◆ Prompt
Extract the lines that carry the string "rest" from the listing.

++++

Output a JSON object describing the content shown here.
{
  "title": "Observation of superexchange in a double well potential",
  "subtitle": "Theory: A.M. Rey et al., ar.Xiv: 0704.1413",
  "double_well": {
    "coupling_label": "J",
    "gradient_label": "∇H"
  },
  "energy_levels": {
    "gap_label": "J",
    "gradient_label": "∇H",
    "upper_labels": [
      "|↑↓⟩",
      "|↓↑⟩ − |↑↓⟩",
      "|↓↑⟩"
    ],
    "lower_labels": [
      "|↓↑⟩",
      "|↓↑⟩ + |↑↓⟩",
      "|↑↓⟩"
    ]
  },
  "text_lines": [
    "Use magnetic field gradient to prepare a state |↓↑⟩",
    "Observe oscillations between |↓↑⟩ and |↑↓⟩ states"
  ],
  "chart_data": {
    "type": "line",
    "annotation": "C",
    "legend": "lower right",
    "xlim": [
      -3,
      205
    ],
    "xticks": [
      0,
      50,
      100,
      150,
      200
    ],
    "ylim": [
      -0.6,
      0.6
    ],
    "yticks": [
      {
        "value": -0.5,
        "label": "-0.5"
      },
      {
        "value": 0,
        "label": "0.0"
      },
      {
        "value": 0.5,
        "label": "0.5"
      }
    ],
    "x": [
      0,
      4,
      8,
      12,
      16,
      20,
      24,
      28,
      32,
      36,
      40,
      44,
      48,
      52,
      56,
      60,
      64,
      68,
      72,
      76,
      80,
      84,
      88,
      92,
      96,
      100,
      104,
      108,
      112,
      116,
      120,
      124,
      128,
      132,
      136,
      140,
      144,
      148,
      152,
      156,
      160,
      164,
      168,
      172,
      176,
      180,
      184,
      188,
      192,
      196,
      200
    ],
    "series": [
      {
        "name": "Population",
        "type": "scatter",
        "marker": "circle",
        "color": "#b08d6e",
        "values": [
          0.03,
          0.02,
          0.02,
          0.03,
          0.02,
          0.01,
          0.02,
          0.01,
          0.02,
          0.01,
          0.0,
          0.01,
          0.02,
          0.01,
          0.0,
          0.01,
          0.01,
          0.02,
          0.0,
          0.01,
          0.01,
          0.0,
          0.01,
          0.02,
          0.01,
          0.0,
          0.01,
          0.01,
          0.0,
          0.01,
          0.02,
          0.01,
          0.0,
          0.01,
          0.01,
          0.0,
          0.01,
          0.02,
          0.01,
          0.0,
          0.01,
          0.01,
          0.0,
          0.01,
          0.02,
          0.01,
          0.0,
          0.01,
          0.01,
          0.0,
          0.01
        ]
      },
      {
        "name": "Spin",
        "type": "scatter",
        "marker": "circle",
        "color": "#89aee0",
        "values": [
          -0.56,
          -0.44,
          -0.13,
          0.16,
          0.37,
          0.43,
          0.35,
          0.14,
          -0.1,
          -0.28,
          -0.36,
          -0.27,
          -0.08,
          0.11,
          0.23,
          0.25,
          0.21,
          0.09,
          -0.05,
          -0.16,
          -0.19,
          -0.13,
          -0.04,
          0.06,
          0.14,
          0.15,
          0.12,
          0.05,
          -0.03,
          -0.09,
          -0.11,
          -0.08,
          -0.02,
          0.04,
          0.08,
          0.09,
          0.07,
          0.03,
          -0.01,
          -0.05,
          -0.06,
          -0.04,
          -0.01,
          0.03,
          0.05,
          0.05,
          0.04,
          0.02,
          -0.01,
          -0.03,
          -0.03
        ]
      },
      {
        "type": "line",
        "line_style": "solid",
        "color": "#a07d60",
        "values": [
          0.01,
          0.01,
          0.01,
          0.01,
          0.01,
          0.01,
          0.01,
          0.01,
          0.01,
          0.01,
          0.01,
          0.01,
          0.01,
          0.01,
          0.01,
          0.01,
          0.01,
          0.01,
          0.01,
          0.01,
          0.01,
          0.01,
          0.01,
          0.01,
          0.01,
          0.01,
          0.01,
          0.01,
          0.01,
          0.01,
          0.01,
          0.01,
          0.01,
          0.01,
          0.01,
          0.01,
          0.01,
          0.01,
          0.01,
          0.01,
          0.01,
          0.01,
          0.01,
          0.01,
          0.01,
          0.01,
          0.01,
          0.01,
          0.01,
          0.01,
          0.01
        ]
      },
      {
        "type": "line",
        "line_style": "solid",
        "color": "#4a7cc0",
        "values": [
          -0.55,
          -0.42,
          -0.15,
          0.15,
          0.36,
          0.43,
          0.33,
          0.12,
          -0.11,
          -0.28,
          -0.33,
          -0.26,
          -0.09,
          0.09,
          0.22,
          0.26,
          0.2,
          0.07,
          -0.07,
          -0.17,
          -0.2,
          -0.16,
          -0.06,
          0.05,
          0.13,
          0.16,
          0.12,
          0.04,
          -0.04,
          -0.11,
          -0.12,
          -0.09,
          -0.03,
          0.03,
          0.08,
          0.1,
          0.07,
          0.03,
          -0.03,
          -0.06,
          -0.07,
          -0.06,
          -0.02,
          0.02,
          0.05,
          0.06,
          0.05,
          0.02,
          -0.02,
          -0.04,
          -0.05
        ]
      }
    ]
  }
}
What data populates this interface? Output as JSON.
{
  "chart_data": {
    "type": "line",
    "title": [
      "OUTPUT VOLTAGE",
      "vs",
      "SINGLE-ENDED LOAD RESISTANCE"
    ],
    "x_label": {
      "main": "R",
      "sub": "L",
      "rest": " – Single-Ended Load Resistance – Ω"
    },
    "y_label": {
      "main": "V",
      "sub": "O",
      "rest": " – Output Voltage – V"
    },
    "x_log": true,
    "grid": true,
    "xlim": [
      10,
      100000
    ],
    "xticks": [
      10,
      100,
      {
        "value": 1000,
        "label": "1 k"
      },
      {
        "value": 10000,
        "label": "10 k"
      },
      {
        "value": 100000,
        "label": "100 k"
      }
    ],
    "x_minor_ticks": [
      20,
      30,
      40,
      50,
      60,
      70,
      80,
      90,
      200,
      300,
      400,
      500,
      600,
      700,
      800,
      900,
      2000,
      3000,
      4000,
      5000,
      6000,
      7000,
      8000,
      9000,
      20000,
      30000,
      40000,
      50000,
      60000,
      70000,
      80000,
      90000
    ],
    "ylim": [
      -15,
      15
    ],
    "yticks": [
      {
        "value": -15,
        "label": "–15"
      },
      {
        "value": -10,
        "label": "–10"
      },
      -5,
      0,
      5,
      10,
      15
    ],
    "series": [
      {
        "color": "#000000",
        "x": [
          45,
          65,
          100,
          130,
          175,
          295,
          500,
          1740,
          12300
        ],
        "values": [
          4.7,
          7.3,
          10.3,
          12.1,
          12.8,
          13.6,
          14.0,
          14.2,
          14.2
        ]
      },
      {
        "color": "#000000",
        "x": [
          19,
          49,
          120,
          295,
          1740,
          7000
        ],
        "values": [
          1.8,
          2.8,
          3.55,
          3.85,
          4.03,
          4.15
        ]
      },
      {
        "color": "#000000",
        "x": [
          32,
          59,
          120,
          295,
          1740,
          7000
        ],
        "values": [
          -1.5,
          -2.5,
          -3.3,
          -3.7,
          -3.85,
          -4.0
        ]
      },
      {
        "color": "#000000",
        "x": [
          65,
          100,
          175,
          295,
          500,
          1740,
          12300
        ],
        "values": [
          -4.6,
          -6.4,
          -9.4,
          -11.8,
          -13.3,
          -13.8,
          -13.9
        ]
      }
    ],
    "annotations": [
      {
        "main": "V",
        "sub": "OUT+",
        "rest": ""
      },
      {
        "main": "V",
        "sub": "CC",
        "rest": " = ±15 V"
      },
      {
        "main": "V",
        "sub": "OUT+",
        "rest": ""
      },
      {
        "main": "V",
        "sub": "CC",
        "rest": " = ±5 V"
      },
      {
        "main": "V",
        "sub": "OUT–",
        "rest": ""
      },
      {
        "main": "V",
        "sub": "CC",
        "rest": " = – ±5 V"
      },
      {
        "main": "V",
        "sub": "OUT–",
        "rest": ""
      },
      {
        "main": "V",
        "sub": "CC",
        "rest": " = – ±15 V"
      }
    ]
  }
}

++++

◆ Solution for this task
      "rest": " – Single-Ended Load Resistance – Ω"
      "rest": " – Output Voltage – V"
        "rest": ""
        "rest": " = ±15 V"
        "rest": ""
        "rest": " = ±5 V"
        "rest": ""
        "rest": " = – ±5 V"
        "rest": ""
        "rest": " = – ±15 V"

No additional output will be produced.